Records from a dataset:
==============================

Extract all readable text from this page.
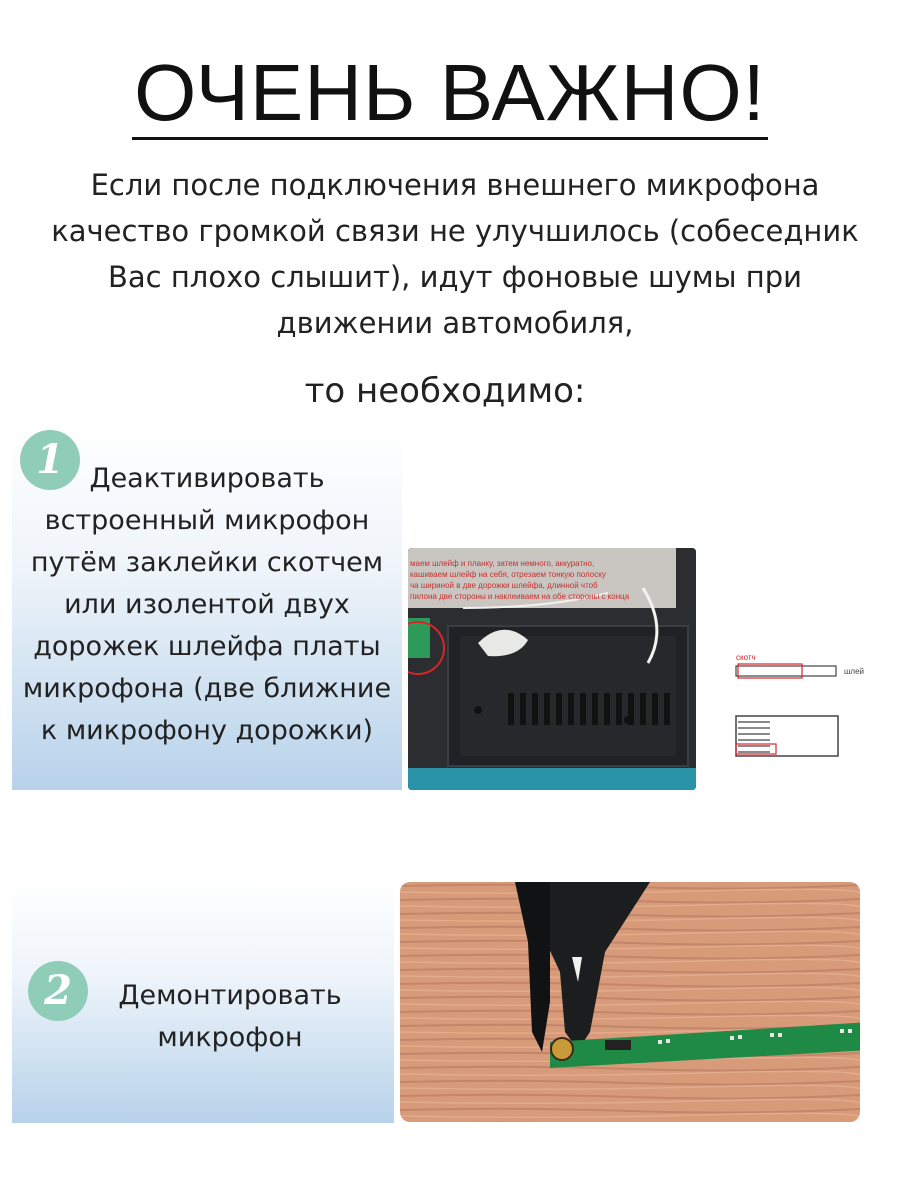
ОЧЕНЬ ВАЖНО!
Если после подключения внешнего микрофона качество громкой связи не улучшилось (собеседник Вас плохо слышит), идут фоновые шумы при движении автомобиля,
то необходимо:
Деактивировать встроенный микрофон путём заклейки скотчем или изолентой двух дорожек шлейфа платы микрофона (две ближние к микрофону дорожки)
1
маем шлейф и планку, затем немного, аккуратно,
кашиваем шлейф на себя, отрезаем тонкую полоску
ча шириной в две дорожки шлейфа, длинной чтоб
пилона две стороны и наклеиваем на обе стороны с конца
скотч
шлей
2	Демонтировать микрофон
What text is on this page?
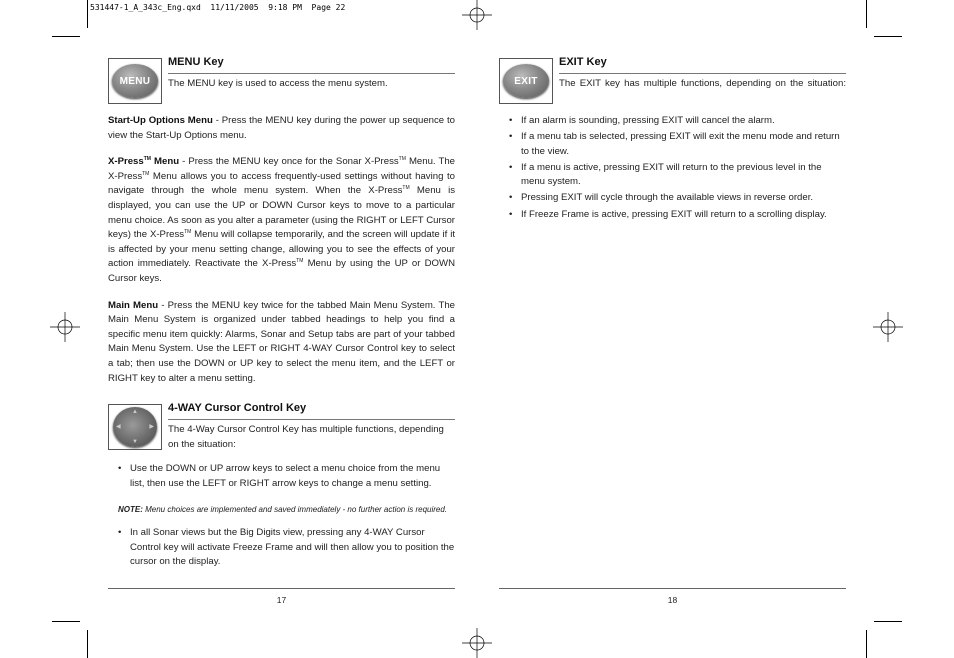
531447-1_A_343c_Eng.qxd  11/11/2005  9:18 PM  Page 22
MENU
MENU Key
The MENU key is used to access the menu system.

Start-Up Options Menu - Press the MENU key during the power up sequence to view the Start-Up Options menu.

X-Press™ Menu - Press the MENU key once for the Sonar X-Press™ Menu. The X-Press™ Menu allows you to access frequently-used settings without having to navigate through the whole menu system. When the X-Press™ Menu is displayed, you can use the UP or DOWN Cursor keys to move to a particular menu choice. As soon as you alter a parameter (using the RIGHT or LEFT Cursor keys) the X-Press™ Menu will collapse temporarily, and the screen will update if it is affected by your menu setting change, allowing you to see the effects of your action immediately. Reactivate the X-Press™ Menu by using the UP or DOWN Cursor keys.

Main Menu - Press the MENU key twice for the tabbed Main Menu System. The Main Menu System is organized under tabbed headings to help you find a specific menu item quickly: Alarms, Sonar and Setup tabs are part of your tabbed Main Menu System. Use the LEFT or RIGHT 4-WAY Cursor Control key to select a tab; then use the DOWN or UP key to select the menu item, and the LEFT or RIGHT key to alter a menu setting.

▲
▼
◀	▶
4-WAY Cursor Control Key
The 4-Way Cursor Control Key has multiple functions, depending on the situation:
• Use the DOWN or UP arrow keys to select a menu choice from the menu list, then use the LEFT or RIGHT arrow keys to change a menu setting.

NOTE: Menu choices are implemented and saved immediately - no further action is required.

• In all Sonar views but the Big Digits view, pressing any 4-WAY Cursor Control key will activate Freeze Frame and will then allow you to position the cursor on the display.
EXIT
EXIT Key
The EXIT key has multiple functions, depending on the situation:
• If an alarm is sounding, pressing EXIT will cancel the alarm.
• If a menu tab is selected, pressing EXIT will exit the menu mode and return to the view.
• If a menu is active, pressing EXIT will return to the previous level in the menu system.
• Pressing EXIT will cycle through the available views in reverse order.
• If Freeze Frame is active, pressing EXIT will return to a scrolling display.
17	18
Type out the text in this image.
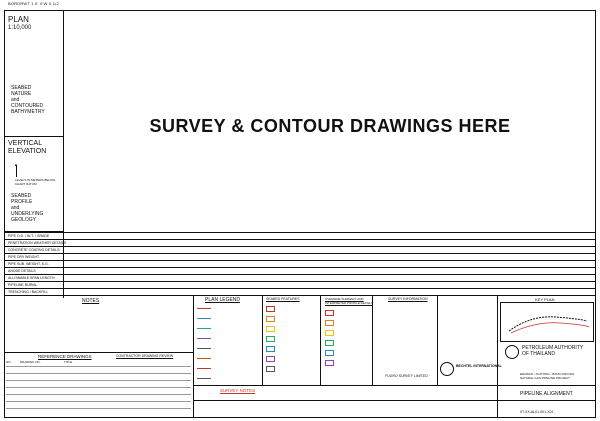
BORDRWT 1.0' X'W 0-1/2
PLAN
1:10,000
SEABED
NATURE
and
CONTOURED
BATHYMETRY
VERTICAL
ELEVATION
▲
LEVELS IN METERS BELOW CHART DATUM
SEABED
PROFILE
and
UNDERLYING
GEOLOGY
SURVEY & CONTOUR DRAWINGS HERE
PIPE O.D. / W.T. / GRADE
PENETRATION WEATHER DETAILS
CONCRETE COATING DETAILS
PIPE DRY WEIGHT
PIPE SUB. WEIGHT, S.G.
ANODE DETAILS
ALLOWABLE SPAN LENGTH
PIPELINE BURIAL
TRENCHING / BACKFILL
NOTES
REFERENCE DRAWINGS
NO.	DRAWING NO.	TITLE
CONTRACTOR DRAWING REVIEW
PLAN LEGEND	SEABED FEATURES	OVERSIDE SUMMARY AND
INTERPRETED PROFILE DETAILS
SURVEY INFORMATION
SURVEY NOTES
KEY PLAN
PETROLEUM AUTHORITY
OF THAILAND
ERAWAN - PLATONG - BANG PAKONG
NATURAL GAS PIPELINE PROJECT
PIPELINE ALIGNMENT
0T-XX-AL01-001-X01
BECHTEL INTERNATIONAL
FUGRO SURVEY LIMITED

==============================

> [Challenge]
How many lines in the records hold the string "микрофона"? Reply with the number alone.

> [Answer for the task]
2